Written task
From the entries below, extract every line that includes the word "Lettuce".

begin The data

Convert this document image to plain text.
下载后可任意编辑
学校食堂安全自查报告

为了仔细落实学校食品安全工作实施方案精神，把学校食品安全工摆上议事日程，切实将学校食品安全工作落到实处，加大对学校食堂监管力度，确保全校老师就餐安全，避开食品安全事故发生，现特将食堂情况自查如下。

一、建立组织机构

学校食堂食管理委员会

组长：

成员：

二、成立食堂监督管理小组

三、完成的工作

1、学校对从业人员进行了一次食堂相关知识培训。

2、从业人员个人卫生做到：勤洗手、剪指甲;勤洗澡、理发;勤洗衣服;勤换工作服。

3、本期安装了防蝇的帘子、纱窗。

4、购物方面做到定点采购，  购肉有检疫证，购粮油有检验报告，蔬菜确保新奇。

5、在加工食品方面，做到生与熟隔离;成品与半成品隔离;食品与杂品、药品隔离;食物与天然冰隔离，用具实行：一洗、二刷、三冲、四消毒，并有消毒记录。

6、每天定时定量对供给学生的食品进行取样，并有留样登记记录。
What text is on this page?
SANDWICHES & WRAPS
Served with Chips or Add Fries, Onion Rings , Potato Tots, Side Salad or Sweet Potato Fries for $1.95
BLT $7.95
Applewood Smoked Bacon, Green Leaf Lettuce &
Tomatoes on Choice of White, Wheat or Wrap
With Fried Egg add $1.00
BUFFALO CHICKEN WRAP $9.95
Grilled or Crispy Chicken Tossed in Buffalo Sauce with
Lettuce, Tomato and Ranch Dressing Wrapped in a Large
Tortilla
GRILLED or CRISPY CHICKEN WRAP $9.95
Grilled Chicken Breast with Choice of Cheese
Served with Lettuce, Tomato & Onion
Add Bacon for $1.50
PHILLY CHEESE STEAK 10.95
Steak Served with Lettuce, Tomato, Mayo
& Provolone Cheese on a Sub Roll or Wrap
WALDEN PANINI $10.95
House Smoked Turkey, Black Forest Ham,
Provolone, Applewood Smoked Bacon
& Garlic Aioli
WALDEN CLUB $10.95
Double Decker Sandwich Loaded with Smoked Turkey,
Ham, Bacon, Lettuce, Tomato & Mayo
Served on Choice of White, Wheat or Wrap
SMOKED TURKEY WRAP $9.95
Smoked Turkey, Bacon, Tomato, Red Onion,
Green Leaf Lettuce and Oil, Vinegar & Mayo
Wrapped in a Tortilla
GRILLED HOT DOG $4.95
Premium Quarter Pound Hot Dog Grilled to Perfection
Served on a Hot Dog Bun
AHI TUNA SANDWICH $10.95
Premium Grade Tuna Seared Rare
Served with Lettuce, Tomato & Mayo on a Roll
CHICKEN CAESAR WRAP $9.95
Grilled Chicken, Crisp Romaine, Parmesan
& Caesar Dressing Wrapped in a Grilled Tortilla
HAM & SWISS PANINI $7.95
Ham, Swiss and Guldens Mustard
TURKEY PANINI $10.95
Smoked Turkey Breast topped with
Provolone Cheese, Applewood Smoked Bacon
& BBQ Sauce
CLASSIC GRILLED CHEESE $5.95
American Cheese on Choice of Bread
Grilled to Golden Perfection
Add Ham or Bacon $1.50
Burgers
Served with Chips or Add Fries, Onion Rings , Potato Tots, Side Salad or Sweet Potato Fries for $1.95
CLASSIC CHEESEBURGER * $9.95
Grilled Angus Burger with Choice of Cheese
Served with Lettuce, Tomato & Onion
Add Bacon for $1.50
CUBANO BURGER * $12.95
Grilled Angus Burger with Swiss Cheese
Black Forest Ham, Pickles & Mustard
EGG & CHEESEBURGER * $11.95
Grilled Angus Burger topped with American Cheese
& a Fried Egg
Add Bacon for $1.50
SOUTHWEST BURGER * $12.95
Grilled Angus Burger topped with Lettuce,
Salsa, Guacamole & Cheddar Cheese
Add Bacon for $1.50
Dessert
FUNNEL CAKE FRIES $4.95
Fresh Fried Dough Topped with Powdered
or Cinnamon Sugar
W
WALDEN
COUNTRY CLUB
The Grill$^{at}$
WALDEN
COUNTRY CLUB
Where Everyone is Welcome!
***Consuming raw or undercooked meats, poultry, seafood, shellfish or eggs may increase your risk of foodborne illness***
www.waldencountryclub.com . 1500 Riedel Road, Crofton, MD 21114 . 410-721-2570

end The data

Task answer
Applewood Smoked Bacon, Green Leaf Lettuce &
Lettuce, Tomato and Ranch Dressing Wrapped in a Large
Served with Lettuce, Tomato & Onion
Steak Served with Lettuce, Tomato, Mayo
Ham, Bacon, Lettuce, Tomato & Mayo
Green Leaf Lettuce and Oil, Vinegar & Mayo
Served with Lettuce, Tomato & Mayo on a Roll
Served with Lettuce, Tomato & Onion
Grilled Angus Burger topped with Lettuce,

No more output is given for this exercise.